- [Entries]:
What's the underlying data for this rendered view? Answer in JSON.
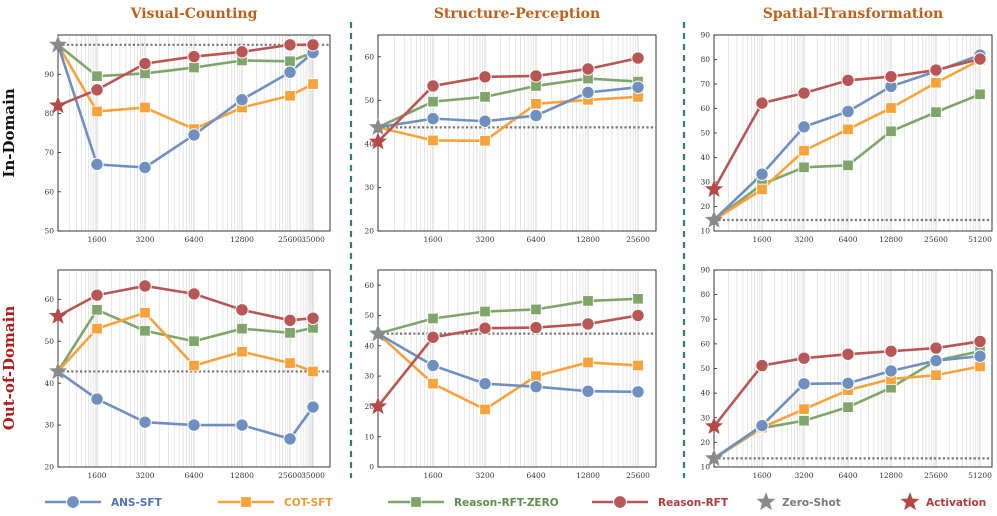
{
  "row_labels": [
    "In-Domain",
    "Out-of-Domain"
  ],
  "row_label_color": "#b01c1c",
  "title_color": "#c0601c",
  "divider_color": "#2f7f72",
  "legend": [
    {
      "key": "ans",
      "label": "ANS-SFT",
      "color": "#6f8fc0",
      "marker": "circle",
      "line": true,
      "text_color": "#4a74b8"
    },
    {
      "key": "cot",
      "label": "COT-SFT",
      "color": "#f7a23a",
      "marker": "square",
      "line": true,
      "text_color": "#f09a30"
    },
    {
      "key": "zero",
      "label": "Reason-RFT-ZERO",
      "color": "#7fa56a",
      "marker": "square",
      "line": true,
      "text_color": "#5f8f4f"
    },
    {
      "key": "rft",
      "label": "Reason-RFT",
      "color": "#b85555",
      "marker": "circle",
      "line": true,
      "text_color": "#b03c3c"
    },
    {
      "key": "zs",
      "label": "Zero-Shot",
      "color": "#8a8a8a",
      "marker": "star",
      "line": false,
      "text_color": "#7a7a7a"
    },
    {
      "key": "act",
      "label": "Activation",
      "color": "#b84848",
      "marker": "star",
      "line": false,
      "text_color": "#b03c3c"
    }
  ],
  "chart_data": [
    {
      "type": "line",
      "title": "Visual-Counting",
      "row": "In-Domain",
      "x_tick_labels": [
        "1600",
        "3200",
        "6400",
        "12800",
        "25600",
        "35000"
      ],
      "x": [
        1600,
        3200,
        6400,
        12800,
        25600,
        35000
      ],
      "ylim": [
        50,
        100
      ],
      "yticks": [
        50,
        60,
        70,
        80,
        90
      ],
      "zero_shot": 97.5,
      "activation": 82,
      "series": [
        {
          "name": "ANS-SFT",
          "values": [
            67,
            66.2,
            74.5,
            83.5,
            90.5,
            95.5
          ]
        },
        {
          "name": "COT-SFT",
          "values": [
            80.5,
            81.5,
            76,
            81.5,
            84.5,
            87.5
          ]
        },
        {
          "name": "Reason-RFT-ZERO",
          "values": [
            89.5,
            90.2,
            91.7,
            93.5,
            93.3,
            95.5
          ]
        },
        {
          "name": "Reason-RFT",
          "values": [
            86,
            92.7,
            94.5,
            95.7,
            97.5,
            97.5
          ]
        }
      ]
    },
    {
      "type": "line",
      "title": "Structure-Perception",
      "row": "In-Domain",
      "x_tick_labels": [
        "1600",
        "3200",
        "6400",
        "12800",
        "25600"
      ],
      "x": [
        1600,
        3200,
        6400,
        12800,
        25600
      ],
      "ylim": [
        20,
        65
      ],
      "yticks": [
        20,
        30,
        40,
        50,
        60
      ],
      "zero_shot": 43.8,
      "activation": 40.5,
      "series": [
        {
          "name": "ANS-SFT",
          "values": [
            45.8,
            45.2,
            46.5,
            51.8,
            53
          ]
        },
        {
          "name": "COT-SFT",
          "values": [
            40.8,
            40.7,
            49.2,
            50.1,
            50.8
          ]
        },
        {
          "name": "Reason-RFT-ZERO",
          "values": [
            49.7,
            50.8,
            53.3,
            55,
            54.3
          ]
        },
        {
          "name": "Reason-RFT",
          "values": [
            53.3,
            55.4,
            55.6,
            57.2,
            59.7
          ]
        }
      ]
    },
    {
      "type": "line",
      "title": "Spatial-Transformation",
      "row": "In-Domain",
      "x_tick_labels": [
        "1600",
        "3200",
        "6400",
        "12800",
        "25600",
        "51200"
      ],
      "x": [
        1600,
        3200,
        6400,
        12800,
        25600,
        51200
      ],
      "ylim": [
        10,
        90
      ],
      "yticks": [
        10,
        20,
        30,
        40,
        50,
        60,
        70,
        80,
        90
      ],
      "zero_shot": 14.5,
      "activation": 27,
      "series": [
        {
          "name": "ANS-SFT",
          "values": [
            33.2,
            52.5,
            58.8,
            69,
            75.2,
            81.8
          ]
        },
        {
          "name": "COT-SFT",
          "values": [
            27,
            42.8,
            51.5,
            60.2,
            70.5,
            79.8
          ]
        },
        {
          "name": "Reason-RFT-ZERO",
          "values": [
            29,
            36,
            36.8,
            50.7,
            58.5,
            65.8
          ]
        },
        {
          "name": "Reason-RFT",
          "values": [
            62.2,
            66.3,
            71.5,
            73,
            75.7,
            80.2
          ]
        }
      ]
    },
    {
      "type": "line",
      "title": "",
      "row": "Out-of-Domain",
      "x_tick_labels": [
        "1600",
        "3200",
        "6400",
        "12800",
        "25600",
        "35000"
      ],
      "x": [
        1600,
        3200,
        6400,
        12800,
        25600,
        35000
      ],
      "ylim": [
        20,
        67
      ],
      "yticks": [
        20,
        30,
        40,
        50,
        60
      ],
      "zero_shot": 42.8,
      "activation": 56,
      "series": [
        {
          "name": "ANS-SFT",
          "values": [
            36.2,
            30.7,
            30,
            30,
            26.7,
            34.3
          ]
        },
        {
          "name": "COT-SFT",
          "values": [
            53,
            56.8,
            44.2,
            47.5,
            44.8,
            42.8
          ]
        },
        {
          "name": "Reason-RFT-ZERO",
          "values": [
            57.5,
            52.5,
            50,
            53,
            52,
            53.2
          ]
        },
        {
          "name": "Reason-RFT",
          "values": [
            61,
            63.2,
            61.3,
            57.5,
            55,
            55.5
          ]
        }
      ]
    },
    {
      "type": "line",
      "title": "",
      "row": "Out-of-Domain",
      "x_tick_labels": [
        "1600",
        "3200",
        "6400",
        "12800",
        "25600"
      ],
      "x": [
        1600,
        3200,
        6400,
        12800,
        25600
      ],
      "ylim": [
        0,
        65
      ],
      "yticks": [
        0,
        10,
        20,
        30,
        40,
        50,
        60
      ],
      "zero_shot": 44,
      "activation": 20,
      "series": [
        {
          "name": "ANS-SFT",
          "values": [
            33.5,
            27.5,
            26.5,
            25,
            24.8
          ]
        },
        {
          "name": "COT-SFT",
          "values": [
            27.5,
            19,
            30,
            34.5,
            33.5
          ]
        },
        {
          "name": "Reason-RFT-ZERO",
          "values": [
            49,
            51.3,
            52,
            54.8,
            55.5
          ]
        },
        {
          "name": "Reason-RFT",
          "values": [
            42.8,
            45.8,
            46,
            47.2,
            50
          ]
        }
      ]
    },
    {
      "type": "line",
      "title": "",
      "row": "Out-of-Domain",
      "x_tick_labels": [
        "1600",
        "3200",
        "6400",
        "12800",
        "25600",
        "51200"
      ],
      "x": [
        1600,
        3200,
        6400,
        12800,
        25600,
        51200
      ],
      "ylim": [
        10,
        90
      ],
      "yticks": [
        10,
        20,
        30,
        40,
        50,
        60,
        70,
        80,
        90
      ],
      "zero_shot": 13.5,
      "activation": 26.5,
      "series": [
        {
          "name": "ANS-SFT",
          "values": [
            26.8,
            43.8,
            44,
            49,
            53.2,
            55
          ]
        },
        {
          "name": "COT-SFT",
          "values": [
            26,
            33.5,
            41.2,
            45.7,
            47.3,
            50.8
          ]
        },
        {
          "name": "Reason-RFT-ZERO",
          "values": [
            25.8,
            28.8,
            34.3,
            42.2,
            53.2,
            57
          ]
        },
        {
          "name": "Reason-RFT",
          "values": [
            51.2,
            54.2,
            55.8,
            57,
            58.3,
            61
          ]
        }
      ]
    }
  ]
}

- [Exercise directions]: An exact transcription of all the entries is required, without the pictures.

- [Task solution]:
What's the underlying data for this rendered view? Answer in JSON.
{
  "row_labels": [
    "In-Domain",
    "Out-of-Domain"
  ],
  "row_label_color": "#b01c1c",
  "title_color": "#c0601c",
  "divider_color": "#2f7f72",
  "legend": [
    {
      "key": "ans",
      "label": "ANS-SFT",
      "color": "#6f8fc0",
      "marker": "circle",
      "line": true,
      "text_color": "#4a74b8"
    },
    {
      "key": "cot",
      "label": "COT-SFT",
      "color": "#f7a23a",
      "marker": "square",
      "line": true,
      "text_color": "#f09a30"
    },
    {
      "key": "zero",
      "label": "Reason-RFT-ZERO",
      "color": "#7fa56a",
      "marker": "square",
      "line": true,
      "text_color": "#5f8f4f"
    },
    {
      "key": "rft",
      "label": "Reason-RFT",
      "color": "#b85555",
      "marker": "circle",
      "line": true,
      "text_color": "#b03c3c"
    },
    {
      "key": "zs",
      "label": "Zero-Shot",
      "color": "#8a8a8a",
      "marker": "star",
      "line": false,
      "text_color": "#7a7a7a"
    },
    {
      "key": "act",
      "label": "Activation",
      "color": "#b84848",
      "marker": "star",
      "line": false,
      "text_color": "#b03c3c"
    }
  ],
  "chart_data": [
    {
      "type": "line",
      "title": "Visual-Counting",
      "row": "In-Domain",
      "x_tick_labels": [
        "1600",
        "3200",
        "6400",
        "12800",
        "25600",
        "35000"
      ],
      "x": [
        1600,
        3200,
        6400,
        12800,
        25600,
        35000
      ],
      "ylim": [
        50,
        100
      ],
      "yticks": [
        50,
        60,
        70,
        80,
        90
      ],
      "zero_shot": 97.5,
      "activation": 82,
      "series": [
        {
          "name": "ANS-SFT",
          "values": [
            67,
            66.2,
            74.5,
            83.5,
            90.5,
            95.5
          ]
        },
        {
          "name": "COT-SFT",
          "values": [
            80.5,
            81.5,
            76,
            81.5,
            84.5,
            87.5
          ]
        },
        {
          "name": "Reason-RFT-ZERO",
          "values": [
            89.5,
            90.2,
            91.7,
            93.5,
            93.3,
            95.5
          ]
        },
        {
          "name": "Reason-RFT",
          "values": [
            86,
            92.7,
            94.5,
            95.7,
            97.5,
            97.5
          ]
        }
      ]
    },
    {
      "type": "line",
      "title": "Structure-Perception",
      "row": "In-Domain",
      "x_tick_labels": [
        "1600",
        "3200",
        "6400",
        "12800",
        "25600"
      ],
      "x": [
        1600,
        3200,
        6400,
        12800,
        25600
      ],
      "ylim": [
        20,
        65
      ],
      "yticks": [
        20,
        30,
        40,
        50,
        60
      ],
      "zero_shot": 43.8,
      "activation": 40.5,
      "series": [
        {
          "name": "ANS-SFT",
          "values": [
            45.8,
            45.2,
            46.5,
            51.8,
            53
          ]
        },
        {
          "name": "COT-SFT",
          "values": [
            40.8,
            40.7,
            49.2,
            50.1,
            50.8
          ]
        },
        {
          "name": "Reason-RFT-ZERO",
          "values": [
            49.7,
            50.8,
            53.3,
            55,
            54.3
          ]
        },
        {
          "name": "Reason-RFT",
          "values": [
            53.3,
            55.4,
            55.6,
            57.2,
            59.7
          ]
        }
      ]
    },
    {
      "type": "line",
      "title": "Spatial-Transformation",
      "row": "In-Domain",
      "x_tick_labels": [
        "1600",
        "3200",
        "6400",
        "12800",
        "25600",
        "51200"
      ],
      "x": [
        1600,
        3200,
        6400,
        12800,
        25600,
        51200
      ],
      "ylim": [
        10,
        90
      ],
      "yticks": [
        10,
        20,
        30,
        40,
        50,
        60,
        70,
        80,
        90
      ],
      "zero_shot": 14.5,
      "activation": 27,
      "series": [
        {
          "name": "ANS-SFT",
          "values": [
            33.2,
            52.5,
            58.8,
            69,
            75.2,
            81.8
          ]
        },
        {
          "name": "COT-SFT",
          "values": [
            27,
            42.8,
            51.5,
            60.2,
            70.5,
            79.8
          ]
        },
        {
          "name": "Reason-RFT-ZERO",
          "values": [
            29,
            36,
            36.8,
            50.7,
            58.5,
            65.8
          ]
        },
        {
          "name": "Reason-RFT",
          "values": [
            62.2,
            66.3,
            71.5,
            73,
            75.7,
            80.2
          ]
        }
      ]
    },
    {
      "type": "line",
      "title": "",
      "row": "Out-of-Domain",
      "x_tick_labels": [
        "1600",
        "3200",
        "6400",
        "12800",
        "25600",
        "35000"
      ],
      "x": [
        1600,
        3200,
        6400,
        12800,
        25600,
        35000
      ],
      "ylim": [
        20,
        67
      ],
      "yticks": [
        20,
        30,
        40,
        50,
        60
      ],
      "zero_shot": 42.8,
      "activation": 56,
      "series": [
        {
          "name": "ANS-SFT",
          "values": [
            36.2,
            30.7,
            30,
            30,
            26.7,
            34.3
          ]
        },
        {
          "name": "COT-SFT",
          "values": [
            53,
            56.8,
            44.2,
            47.5,
            44.8,
            42.8
          ]
        },
        {
          "name": "Reason-RFT-ZERO",
          "values": [
            57.5,
            52.5,
            50,
            53,
            52,
            53.2
          ]
        },
        {
          "name": "Reason-RFT",
          "values": [
            61,
            63.2,
            61.3,
            57.5,
            55,
            55.5
          ]
        }
      ]
    },
    {
      "type": "line",
      "title": "",
      "row": "Out-of-Domain",
      "x_tick_labels": [
        "1600",
        "3200",
        "6400",
        "12800",
        "25600"
      ],
      "x": [
        1600,
        3200,
        6400,
        12800,
        25600
      ],
      "ylim": [
        0,
        65
      ],
      "yticks": [
        0,
        10,
        20,
        30,
        40,
        50,
        60
      ],
      "zero_shot": 44,
      "activation": 20,
      "series": [
        {
          "name": "ANS-SFT",
          "values": [
            33.5,
            27.5,
            26.5,
            25,
            24.8
          ]
        },
        {
          "name": "COT-SFT",
          "values": [
            27.5,
            19,
            30,
            34.5,
            33.5
          ]
        },
        {
          "name": "Reason-RFT-ZERO",
          "values": [
            49,
            51.3,
            52,
            54.8,
            55.5
          ]
        },
        {
          "name": "Reason-RFT",
          "values": [
            42.8,
            45.8,
            46,
            47.2,
            50
          ]
        }
      ]
    },
    {
      "type": "line",
      "title": "",
      "row": "Out-of-Domain",
      "x_tick_labels": [
        "1600",
        "3200",
        "6400",
        "12800",
        "25600",
        "51200"
      ],
      "x": [
        1600,
        3200,
        6400,
        12800,
        25600,
        51200
      ],
      "ylim": [
        10,
        90
      ],
      "yticks": [
        10,
        20,
        30,
        40,
        50,
        60,
        70,
        80,
        90
      ],
      "zero_shot": 13.5,
      "activation": 26.5,
      "series": [
        {
          "name": "ANS-SFT",
          "values": [
            26.8,
            43.8,
            44,
            49,
            53.2,
            55
          ]
        },
        {
          "name": "COT-SFT",
          "values": [
            26,
            33.5,
            41.2,
            45.7,
            47.3,
            50.8
          ]
        },
        {
          "name": "Reason-RFT-ZERO",
          "values": [
            25.8,
            28.8,
            34.3,
            42.2,
            53.2,
            57
          ]
        },
        {
          "name": "Reason-RFT",
          "values": [
            51.2,
            54.2,
            55.8,
            57,
            58.3,
            61
          ]
        }
      ]
    }
  ]
}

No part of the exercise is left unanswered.